__EXCERTO__.
■ ■ ■

Para além da factualidade referida em I., dão-se ainda por assentes os seguintes factos:

1. O contrato referido em I., foi precedido de concurso público e o correspondente aviso de abertura publicado no Diário da República, II Serie, de 10.08.2009;

2. O preço-base, para efeitos de concurso, é de € 550.000,00, acrescido de IVA;

3. O prazo de execução da obra situa-se em 180 dias;

4. No ponto 12. Do Programa de Concurso estabeleceu-se que o critério de adjudicação é o do preço mais baixo;

5. Dos 14 concorrentes que apresentaram propostas, apenas foi excluído o concorrente "Jasfec, Sociedade de Construções e Terraplanagens, Ldª", que apresentou proposta no valor de € 369.124,33, acrescido de IVA;

6. A exclusão do concorrente mencionado em 5., teve lugar em sede de relatório preliminar de análise das propostas, tendo o júri adiantado a seguinte fundamentação:
"Não apresenta lista de erros e omissões, conforme alude o nº 7, do artº 61º, sendo motivo de exclusão, nos termos da alínea j), do nº 2, do artº 146º, conjugado com alínea b), do nº 1, do artº 57º, ambos do CCP.";

7. Em sede de audiência prévia dos concorrentes, o concorrente excluído - "Jasfec, Sociedade de Construções e Terraplanagens, Ldª", apresentou, tempestivamente a sua pronuncia, fazendo-o nos termos seguintes:
"... Reclamação Jasfec - Sociedade de Construções e Terraplanagens, Ldª, NIF 505959330, com sede na Rua da Tôrtela, Lugar de Pinhão, Freguesia de Pindelo, 3720-454 - Pindelo, vem por este meio, ao abrigo do nº 1 do artigo 271º, do Código dos Contratos Públicos (CCP), aprovado pelo Dec.- -Lei nº 18/2008, de 29 de Janeiro, apresentar impugnação da decisão de exclusão de concurso público relativo á empreitada de "Loteamento Urbanístico do Furadouro - Terreno entre a capela de Nª Srª da Piedade e a Discoteca Fénix - Foradouro", que consta do relatório preliminar, de acordo com os seguintes pontos:

1º A lista de erros e omissões foi apresentada na plataforma electrónica em 03/09/2009.

■ ■ ■

(Linhas de um conjunto de dados)
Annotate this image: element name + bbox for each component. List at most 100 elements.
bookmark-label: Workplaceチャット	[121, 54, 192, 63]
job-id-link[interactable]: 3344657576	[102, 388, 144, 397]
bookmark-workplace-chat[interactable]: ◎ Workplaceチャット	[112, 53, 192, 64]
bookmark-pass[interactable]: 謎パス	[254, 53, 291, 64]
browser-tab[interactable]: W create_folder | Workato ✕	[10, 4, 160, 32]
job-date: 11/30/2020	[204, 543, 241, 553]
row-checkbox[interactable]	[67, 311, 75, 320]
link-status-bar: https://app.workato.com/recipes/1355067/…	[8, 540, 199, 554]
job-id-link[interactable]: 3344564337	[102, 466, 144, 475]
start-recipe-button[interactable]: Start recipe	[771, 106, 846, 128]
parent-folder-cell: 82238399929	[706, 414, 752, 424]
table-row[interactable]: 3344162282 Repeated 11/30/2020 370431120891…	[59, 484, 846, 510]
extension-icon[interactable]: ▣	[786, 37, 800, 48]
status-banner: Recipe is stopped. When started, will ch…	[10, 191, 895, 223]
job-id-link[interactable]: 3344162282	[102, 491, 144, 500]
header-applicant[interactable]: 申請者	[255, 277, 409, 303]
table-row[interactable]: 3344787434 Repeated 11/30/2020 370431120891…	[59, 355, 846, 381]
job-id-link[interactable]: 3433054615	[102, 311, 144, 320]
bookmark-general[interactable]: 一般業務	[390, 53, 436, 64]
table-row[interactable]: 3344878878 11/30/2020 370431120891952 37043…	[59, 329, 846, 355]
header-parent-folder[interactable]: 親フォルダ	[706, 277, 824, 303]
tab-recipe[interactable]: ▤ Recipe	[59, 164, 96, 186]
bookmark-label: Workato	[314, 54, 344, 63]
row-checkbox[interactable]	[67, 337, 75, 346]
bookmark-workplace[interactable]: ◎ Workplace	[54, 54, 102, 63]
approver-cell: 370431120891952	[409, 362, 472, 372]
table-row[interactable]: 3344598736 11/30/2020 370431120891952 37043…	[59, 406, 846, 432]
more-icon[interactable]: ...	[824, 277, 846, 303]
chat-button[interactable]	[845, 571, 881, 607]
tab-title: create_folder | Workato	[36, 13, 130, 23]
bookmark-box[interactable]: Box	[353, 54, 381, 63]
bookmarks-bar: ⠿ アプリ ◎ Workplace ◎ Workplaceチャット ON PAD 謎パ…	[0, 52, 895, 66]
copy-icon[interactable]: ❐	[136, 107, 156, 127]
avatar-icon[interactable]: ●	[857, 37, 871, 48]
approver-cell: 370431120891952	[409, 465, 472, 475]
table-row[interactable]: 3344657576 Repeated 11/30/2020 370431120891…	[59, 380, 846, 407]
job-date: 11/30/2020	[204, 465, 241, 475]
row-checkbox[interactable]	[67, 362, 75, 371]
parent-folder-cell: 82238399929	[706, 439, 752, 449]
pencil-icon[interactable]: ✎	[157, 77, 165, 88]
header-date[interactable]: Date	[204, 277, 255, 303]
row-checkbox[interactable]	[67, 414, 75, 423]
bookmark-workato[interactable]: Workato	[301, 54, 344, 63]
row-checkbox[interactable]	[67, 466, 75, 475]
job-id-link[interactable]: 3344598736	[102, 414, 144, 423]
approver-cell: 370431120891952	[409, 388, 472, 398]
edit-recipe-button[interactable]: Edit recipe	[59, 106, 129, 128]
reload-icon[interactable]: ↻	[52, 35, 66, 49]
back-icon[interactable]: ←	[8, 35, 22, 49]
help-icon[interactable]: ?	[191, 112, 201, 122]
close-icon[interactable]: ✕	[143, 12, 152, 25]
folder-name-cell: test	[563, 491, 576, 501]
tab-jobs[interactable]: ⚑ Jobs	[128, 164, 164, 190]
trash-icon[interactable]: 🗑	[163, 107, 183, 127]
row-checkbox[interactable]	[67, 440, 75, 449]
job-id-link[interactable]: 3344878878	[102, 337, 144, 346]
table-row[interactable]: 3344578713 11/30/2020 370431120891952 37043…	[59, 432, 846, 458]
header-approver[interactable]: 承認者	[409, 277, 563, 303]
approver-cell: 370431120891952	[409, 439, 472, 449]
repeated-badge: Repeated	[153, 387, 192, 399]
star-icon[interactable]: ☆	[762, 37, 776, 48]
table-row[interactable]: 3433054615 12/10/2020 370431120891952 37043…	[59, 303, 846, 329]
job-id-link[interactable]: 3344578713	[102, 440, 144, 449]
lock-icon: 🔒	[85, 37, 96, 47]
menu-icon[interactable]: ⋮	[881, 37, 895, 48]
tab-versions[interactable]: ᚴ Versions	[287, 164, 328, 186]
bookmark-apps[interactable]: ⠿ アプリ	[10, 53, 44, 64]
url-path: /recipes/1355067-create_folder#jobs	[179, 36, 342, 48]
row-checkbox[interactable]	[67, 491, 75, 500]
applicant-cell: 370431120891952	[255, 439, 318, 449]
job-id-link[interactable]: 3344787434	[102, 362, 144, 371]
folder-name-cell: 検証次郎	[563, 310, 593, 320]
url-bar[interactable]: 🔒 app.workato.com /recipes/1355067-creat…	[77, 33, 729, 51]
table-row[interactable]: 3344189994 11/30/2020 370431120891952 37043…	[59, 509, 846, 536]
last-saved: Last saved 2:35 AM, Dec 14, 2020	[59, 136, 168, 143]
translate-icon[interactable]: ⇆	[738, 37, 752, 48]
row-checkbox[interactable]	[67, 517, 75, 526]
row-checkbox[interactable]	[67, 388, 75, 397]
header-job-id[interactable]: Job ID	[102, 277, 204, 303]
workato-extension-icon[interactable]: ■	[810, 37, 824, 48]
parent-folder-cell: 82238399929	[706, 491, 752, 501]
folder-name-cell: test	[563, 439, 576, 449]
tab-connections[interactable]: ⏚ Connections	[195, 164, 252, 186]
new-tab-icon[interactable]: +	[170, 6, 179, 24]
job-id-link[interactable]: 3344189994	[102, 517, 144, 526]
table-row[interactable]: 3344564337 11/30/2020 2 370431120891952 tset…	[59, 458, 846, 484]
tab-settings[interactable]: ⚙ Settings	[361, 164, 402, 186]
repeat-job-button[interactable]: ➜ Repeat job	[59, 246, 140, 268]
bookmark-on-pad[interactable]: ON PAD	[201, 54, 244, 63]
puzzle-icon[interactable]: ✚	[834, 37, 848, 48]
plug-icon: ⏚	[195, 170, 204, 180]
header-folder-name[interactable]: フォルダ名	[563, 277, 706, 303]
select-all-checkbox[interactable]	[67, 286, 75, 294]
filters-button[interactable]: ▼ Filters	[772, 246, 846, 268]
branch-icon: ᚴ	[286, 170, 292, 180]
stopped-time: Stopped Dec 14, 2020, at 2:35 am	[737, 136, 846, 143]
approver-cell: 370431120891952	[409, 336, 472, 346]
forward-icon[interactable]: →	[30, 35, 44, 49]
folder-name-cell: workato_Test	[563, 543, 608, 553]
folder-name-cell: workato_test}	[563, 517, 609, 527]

■ ■ ■

__O QUE FAZER__. Reproduza o trecho do excerto sobre o concurso público entre "7. Em sede de" e "electrónica em 03/09/2009.", inclusive.

__RESOLUÇÃO DO EXERCÍCIO__.
7. Em sede de audiência prévia dos concorrentes, o concorrente excluído - "Jasfec, Sociedade de Construções e Terraplanagens, Ldª", apresentou, tempestivamente a sua pronuncia, fazendo-o nos termos seguintes:
"... Reclamação Jasfec - Sociedade de Construções e Terraplanagens, Ldª, NIF 505959330, com sede na Rua da Tôrtela, Lugar de Pinhão, Freguesia de Pindelo, 3720-454 - Pindelo, vem por este meio, ao abrigo do nº 1 do artigo 271º, do Código dos Contratos Públicos (CCP), aprovado pelo Dec.- -Lei nº 18/2008, de 29 de Janeiro, apresentar impugnação da decisão de exclusão de concurso público relativo á empreitada de "Loteamento Urbanístico do Furadouro - Terreno entre a capela de Nª Srª da Piedade e a Discoteca Fénix - Foradouro", que consta do relatório preliminar, de acordo com os seguintes pontos:

1º A lista de erros e omissões foi apresentada na plataforma electrónica em 03/09/2009.